Stored data
--------------------

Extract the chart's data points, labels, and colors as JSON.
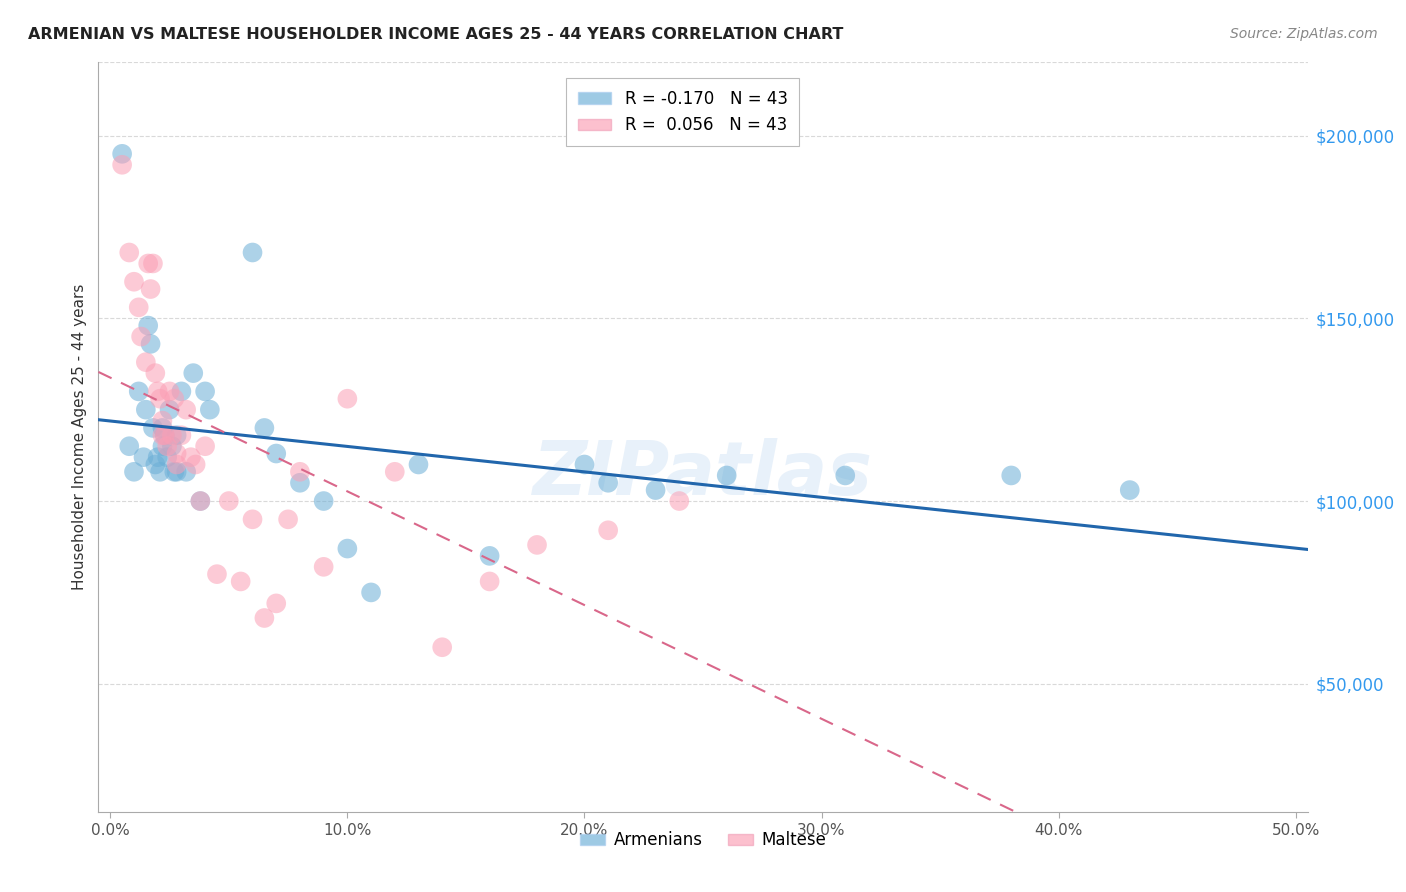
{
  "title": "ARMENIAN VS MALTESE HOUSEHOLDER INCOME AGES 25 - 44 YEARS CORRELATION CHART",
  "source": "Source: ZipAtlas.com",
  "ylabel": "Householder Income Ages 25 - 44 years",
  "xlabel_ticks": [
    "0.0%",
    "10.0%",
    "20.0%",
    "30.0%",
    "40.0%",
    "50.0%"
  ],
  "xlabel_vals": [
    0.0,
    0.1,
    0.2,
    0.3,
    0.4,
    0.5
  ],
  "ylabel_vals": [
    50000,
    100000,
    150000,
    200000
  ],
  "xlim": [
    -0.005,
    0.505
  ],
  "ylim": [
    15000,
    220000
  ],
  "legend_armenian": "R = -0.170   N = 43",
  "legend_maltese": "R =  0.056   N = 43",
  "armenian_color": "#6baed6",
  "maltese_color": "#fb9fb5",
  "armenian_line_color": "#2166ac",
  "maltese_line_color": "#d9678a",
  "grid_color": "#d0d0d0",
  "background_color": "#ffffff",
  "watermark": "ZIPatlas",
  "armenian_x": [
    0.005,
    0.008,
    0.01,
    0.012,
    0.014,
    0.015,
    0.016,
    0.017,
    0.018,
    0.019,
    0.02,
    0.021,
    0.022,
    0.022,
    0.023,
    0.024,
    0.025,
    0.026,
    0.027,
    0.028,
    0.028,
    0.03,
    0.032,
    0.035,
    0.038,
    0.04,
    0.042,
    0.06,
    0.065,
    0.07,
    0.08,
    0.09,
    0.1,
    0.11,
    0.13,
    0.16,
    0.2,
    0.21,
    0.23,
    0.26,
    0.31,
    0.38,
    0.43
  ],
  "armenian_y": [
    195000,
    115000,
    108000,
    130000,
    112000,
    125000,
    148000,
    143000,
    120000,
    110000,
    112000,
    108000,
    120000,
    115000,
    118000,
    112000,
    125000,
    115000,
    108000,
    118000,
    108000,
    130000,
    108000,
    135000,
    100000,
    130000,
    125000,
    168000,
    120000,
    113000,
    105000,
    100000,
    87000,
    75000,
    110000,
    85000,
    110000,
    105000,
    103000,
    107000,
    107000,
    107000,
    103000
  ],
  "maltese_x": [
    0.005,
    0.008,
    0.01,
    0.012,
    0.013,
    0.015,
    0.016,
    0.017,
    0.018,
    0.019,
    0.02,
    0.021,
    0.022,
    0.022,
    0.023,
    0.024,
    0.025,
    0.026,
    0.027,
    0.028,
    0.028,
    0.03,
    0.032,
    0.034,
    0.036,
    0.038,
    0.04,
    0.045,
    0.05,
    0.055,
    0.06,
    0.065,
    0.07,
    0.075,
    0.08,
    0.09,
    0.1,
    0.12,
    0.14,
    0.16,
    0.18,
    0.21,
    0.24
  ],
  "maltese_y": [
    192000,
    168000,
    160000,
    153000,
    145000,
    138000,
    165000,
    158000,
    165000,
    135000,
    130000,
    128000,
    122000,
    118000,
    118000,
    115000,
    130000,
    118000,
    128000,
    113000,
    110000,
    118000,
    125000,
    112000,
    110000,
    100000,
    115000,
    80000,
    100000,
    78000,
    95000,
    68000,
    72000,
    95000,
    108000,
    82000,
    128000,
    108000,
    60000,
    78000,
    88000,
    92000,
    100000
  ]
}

--------------------

**WHAT TO DO:** Quote the material exactly. Pictures stay out.

**ANSWER TO THE PROBLEM:**
Extract the chart's data points, labels, and colors as JSON.
{
  "title": "ARMENIAN VS MALTESE HOUSEHOLDER INCOME AGES 25 - 44 YEARS CORRELATION CHART",
  "source": "Source: ZipAtlas.com",
  "ylabel": "Householder Income Ages 25 - 44 years",
  "xlabel_ticks": [
    "0.0%",
    "10.0%",
    "20.0%",
    "30.0%",
    "40.0%",
    "50.0%"
  ],
  "xlabel_vals": [
    0.0,
    0.1,
    0.2,
    0.3,
    0.4,
    0.5
  ],
  "ylabel_vals": [
    50000,
    100000,
    150000,
    200000
  ],
  "xlim": [
    -0.005,
    0.505
  ],
  "ylim": [
    15000,
    220000
  ],
  "legend_armenian": "R = -0.170   N = 43",
  "legend_maltese": "R =  0.056   N = 43",
  "armenian_color": "#6baed6",
  "maltese_color": "#fb9fb5",
  "armenian_line_color": "#2166ac",
  "maltese_line_color": "#d9678a",
  "grid_color": "#d0d0d0",
  "background_color": "#ffffff",
  "watermark": "ZIPatlas",
  "armenian_x": [
    0.005,
    0.008,
    0.01,
    0.012,
    0.014,
    0.015,
    0.016,
    0.017,
    0.018,
    0.019,
    0.02,
    0.021,
    0.022,
    0.022,
    0.023,
    0.024,
    0.025,
    0.026,
    0.027,
    0.028,
    0.028,
    0.03,
    0.032,
    0.035,
    0.038,
    0.04,
    0.042,
    0.06,
    0.065,
    0.07,
    0.08,
    0.09,
    0.1,
    0.11,
    0.13,
    0.16,
    0.2,
    0.21,
    0.23,
    0.26,
    0.31,
    0.38,
    0.43
  ],
  "armenian_y": [
    195000,
    115000,
    108000,
    130000,
    112000,
    125000,
    148000,
    143000,
    120000,
    110000,
    112000,
    108000,
    120000,
    115000,
    118000,
    112000,
    125000,
    115000,
    108000,
    118000,
    108000,
    130000,
    108000,
    135000,
    100000,
    130000,
    125000,
    168000,
    120000,
    113000,
    105000,
    100000,
    87000,
    75000,
    110000,
    85000,
    110000,
    105000,
    103000,
    107000,
    107000,
    107000,
    103000
  ],
  "maltese_x": [
    0.005,
    0.008,
    0.01,
    0.012,
    0.013,
    0.015,
    0.016,
    0.017,
    0.018,
    0.019,
    0.02,
    0.021,
    0.022,
    0.022,
    0.023,
    0.024,
    0.025,
    0.026,
    0.027,
    0.028,
    0.028,
    0.03,
    0.032,
    0.034,
    0.036,
    0.038,
    0.04,
    0.045,
    0.05,
    0.055,
    0.06,
    0.065,
    0.07,
    0.075,
    0.08,
    0.09,
    0.1,
    0.12,
    0.14,
    0.16,
    0.18,
    0.21,
    0.24
  ],
  "maltese_y": [
    192000,
    168000,
    160000,
    153000,
    145000,
    138000,
    165000,
    158000,
    165000,
    135000,
    130000,
    128000,
    122000,
    118000,
    118000,
    115000,
    130000,
    118000,
    128000,
    113000,
    110000,
    118000,
    125000,
    112000,
    110000,
    100000,
    115000,
    80000,
    100000,
    78000,
    95000,
    68000,
    72000,
    95000,
    108000,
    82000,
    128000,
    108000,
    60000,
    78000,
    88000,
    92000,
    100000
  ]
}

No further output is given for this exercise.